A run of records
╭──
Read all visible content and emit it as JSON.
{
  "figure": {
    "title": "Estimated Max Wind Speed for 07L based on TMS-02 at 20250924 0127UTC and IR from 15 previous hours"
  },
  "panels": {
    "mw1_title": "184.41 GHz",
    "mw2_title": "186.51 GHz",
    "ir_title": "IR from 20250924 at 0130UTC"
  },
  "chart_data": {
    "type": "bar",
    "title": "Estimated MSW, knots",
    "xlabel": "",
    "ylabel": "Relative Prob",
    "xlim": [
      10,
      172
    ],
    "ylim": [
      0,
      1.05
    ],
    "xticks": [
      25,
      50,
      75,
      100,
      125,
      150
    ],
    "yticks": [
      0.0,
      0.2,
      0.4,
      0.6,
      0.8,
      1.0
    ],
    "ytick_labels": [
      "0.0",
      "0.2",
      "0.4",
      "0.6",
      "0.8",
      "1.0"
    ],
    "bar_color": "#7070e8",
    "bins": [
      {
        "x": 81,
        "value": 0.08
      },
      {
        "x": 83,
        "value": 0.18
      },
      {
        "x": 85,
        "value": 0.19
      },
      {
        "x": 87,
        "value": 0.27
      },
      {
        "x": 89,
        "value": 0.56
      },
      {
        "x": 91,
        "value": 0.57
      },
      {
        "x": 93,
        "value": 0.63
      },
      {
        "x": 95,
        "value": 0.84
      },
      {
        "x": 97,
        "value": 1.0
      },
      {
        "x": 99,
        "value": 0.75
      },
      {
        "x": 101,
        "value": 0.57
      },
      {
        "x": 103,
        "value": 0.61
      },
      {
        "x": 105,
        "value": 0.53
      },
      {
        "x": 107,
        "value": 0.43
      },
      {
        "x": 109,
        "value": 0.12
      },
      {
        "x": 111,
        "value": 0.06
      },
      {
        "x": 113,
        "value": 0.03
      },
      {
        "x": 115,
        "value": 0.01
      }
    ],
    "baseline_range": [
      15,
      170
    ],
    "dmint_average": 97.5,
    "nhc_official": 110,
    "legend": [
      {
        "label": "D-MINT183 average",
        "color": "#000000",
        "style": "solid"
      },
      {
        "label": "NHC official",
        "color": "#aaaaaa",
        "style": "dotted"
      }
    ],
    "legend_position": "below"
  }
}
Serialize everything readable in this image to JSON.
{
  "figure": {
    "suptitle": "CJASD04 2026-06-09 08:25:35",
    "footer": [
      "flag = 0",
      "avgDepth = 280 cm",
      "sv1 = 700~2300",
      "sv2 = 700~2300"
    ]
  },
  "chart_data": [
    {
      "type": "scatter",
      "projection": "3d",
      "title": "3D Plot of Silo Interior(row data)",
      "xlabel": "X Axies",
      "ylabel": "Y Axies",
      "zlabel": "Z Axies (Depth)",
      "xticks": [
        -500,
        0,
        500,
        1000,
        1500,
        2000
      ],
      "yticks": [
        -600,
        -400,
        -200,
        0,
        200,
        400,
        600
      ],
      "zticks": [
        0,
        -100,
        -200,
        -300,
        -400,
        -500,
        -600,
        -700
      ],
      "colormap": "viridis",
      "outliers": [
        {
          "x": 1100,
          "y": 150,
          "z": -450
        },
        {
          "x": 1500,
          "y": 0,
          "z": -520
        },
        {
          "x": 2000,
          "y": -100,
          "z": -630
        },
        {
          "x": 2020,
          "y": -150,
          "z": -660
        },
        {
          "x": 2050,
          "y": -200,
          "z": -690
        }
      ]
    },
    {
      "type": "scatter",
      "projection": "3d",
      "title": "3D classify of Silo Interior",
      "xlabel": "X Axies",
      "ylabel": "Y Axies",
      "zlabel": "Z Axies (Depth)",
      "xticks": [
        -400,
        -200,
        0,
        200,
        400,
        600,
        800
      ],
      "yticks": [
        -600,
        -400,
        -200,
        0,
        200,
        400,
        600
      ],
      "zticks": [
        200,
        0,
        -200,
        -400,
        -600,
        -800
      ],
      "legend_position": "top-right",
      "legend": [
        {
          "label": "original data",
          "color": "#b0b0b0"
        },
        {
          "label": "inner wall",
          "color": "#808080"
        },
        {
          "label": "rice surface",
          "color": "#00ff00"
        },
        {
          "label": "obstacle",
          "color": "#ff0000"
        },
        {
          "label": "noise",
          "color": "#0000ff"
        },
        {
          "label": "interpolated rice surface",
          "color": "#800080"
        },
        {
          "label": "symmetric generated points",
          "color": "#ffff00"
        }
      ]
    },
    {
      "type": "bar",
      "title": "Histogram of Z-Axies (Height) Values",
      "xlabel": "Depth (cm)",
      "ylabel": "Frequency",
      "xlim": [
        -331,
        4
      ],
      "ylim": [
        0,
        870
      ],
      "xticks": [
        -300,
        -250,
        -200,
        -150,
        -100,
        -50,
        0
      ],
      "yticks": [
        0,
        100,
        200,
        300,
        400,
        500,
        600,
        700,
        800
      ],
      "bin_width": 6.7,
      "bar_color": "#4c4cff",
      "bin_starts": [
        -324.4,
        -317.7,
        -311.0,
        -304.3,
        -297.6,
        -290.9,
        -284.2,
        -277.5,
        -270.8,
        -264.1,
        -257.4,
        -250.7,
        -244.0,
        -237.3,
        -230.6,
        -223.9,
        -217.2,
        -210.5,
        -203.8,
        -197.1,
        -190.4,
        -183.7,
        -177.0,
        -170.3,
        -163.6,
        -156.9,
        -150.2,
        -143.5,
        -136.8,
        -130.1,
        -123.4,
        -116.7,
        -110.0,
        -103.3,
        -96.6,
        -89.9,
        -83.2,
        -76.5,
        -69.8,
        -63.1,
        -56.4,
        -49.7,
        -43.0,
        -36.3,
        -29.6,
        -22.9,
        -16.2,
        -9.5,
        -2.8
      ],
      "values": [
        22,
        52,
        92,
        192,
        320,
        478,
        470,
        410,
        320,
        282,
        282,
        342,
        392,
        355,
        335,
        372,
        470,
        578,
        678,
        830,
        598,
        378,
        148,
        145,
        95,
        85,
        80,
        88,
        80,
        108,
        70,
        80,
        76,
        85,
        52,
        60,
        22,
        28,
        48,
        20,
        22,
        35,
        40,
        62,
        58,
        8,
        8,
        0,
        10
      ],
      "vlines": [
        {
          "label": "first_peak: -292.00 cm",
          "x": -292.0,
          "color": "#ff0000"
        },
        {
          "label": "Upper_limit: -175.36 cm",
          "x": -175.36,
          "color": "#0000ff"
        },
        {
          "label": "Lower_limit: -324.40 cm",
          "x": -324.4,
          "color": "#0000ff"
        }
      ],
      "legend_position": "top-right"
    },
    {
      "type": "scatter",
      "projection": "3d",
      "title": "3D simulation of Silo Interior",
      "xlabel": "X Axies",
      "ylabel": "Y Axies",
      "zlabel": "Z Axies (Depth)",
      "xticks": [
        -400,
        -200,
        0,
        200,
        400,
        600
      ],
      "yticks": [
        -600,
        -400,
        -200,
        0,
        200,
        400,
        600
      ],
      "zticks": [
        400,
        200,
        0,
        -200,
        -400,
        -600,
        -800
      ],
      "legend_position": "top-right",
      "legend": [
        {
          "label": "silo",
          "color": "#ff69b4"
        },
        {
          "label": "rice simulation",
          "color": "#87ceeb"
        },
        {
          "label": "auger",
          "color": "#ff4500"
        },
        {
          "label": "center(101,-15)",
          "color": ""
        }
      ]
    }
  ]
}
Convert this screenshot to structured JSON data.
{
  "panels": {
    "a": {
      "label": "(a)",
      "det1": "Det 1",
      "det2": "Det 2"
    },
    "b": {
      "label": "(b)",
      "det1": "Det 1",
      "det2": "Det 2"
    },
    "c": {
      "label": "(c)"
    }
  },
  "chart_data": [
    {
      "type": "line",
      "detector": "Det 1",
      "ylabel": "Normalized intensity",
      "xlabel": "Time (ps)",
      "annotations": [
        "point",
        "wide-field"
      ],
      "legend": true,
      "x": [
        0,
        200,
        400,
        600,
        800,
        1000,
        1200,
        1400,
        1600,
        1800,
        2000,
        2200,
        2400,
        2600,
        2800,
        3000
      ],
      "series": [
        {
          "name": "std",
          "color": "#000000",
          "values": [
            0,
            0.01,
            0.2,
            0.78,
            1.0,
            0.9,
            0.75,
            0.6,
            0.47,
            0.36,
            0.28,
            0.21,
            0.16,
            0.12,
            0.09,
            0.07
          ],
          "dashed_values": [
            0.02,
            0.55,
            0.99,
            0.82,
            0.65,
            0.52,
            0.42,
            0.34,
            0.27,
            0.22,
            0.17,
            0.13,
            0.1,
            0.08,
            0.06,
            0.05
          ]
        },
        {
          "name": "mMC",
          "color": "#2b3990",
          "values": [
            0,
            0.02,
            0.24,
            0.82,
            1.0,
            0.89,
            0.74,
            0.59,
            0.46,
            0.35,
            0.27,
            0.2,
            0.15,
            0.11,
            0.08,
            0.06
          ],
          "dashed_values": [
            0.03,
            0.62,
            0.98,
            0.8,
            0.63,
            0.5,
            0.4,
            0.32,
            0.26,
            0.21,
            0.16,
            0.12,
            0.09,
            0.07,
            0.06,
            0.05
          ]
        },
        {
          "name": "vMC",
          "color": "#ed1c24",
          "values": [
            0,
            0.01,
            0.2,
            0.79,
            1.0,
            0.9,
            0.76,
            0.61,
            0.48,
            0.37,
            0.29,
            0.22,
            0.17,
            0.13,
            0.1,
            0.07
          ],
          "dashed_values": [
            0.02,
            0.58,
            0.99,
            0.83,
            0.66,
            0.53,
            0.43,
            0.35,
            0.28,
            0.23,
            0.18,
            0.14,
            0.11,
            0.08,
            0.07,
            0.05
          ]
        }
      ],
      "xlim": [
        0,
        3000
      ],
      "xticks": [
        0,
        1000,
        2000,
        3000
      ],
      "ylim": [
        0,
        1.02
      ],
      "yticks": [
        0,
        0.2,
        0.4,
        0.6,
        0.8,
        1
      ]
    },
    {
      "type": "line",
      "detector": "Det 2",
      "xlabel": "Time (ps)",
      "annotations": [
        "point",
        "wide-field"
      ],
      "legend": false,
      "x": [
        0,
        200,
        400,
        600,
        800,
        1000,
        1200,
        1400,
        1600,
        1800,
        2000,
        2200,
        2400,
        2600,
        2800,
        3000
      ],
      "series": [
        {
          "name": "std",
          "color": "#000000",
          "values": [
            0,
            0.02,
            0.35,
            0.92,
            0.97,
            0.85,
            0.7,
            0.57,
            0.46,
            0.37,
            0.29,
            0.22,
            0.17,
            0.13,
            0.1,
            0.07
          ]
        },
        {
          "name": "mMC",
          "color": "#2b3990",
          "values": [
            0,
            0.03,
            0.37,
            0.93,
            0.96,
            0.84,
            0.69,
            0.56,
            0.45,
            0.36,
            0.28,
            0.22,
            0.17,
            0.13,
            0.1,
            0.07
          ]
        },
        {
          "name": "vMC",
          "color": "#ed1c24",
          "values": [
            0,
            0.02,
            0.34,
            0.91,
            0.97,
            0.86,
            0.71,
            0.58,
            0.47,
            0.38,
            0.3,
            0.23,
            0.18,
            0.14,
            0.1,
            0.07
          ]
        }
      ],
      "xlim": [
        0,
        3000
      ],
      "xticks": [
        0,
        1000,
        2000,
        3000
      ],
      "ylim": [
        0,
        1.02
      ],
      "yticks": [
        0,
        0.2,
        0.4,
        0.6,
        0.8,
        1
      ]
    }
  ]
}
╰──
Search the entries for the word "Estimated" and pick out every line that holds it.

    "title": "Estimated Max Wind Speed for 07L based on TMS-02 at 20250924 0127UTC and IR from 15 previous hours"
    "title": "Estimated MSW, knots",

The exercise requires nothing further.